* Dataset excerpt
§
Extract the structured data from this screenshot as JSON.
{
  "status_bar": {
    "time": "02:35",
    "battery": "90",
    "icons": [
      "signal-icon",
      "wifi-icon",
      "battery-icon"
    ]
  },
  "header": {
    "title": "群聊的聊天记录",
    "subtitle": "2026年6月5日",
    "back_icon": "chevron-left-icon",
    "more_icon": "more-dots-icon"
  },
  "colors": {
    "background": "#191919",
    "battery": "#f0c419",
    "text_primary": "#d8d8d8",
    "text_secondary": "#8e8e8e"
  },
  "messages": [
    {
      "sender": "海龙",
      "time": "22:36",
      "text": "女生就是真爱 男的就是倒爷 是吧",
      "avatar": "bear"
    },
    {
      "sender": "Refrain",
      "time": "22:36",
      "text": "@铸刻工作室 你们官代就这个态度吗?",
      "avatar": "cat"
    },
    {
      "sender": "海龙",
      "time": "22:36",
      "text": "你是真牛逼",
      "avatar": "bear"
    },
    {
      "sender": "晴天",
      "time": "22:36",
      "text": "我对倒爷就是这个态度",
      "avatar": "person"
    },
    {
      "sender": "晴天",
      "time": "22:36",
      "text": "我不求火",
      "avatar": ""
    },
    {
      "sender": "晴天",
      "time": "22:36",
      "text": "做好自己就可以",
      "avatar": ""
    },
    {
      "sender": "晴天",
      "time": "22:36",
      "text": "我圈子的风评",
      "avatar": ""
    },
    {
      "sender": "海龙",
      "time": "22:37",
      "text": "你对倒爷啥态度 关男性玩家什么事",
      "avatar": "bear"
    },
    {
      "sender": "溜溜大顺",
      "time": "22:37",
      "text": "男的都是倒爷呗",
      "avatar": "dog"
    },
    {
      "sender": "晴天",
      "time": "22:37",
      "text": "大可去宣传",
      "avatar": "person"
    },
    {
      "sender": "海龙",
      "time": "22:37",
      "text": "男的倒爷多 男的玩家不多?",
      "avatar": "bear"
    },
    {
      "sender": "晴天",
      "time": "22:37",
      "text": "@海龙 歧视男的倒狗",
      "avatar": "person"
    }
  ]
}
§
* Your task
Go back to the listing above and please repeat it exactly.

* The completed task
Extract the structured data from this screenshot as JSON.
{
  "status_bar": {
    "time": "02:35",
    "battery": "90",
    "icons": [
      "signal-icon",
      "wifi-icon",
      "battery-icon"
    ]
  },
  "header": {
    "title": "群聊的聊天记录",
    "subtitle": "2026年6月5日",
    "back_icon": "chevron-left-icon",
    "more_icon": "more-dots-icon"
  },
  "colors": {
    "background": "#191919",
    "battery": "#f0c419",
    "text_primary": "#d8d8d8",
    "text_secondary": "#8e8e8e"
  },
  "messages": [
    {
      "sender": "海龙",
      "time": "22:36",
      "text": "女生就是真爱 男的就是倒爷 是吧",
      "avatar": "bear"
    },
    {
      "sender": "Refrain",
      "time": "22:36",
      "text": "@铸刻工作室 你们官代就这个态度吗?",
      "avatar": "cat"
    },
    {
      "sender": "海龙",
      "time": "22:36",
      "text": "你是真牛逼",
      "avatar": "bear"
    },
    {
      "sender": "晴天",
      "time": "22:36",
      "text": "我对倒爷就是这个态度",
      "avatar": "person"
    },
    {
      "sender": "晴天",
      "time": "22:36",
      "text": "我不求火",
      "avatar": ""
    },
    {
      "sender": "晴天",
      "time": "22:36",
      "text": "做好自己就可以",
      "avatar": ""
    },
    {
      "sender": "晴天",
      "time": "22:36",
      "text": "我圈子的风评",
      "avatar": ""
    },
    {
      "sender": "海龙",
      "time": "22:37",
      "text": "你对倒爷啥态度 关男性玩家什么事",
      "avatar": "bear"
    },
    {
      "sender": "溜溜大顺",
      "time": "22:37",
      "text": "男的都是倒爷呗",
      "avatar": "dog"
    },
    {
      "sender": "晴天",
      "time": "22:37",
      "text": "大可去宣传",
      "avatar": "person"
    },
    {
      "sender": "海龙",
      "time": "22:37",
      "text": "男的倒爷多 男的玩家不多?",
      "avatar": "bear"
    },
    {
      "sender": "晴天",
      "time": "22:37",
      "text": "@海龙 歧视男的倒狗",
      "avatar": "person"
    }
  ]
}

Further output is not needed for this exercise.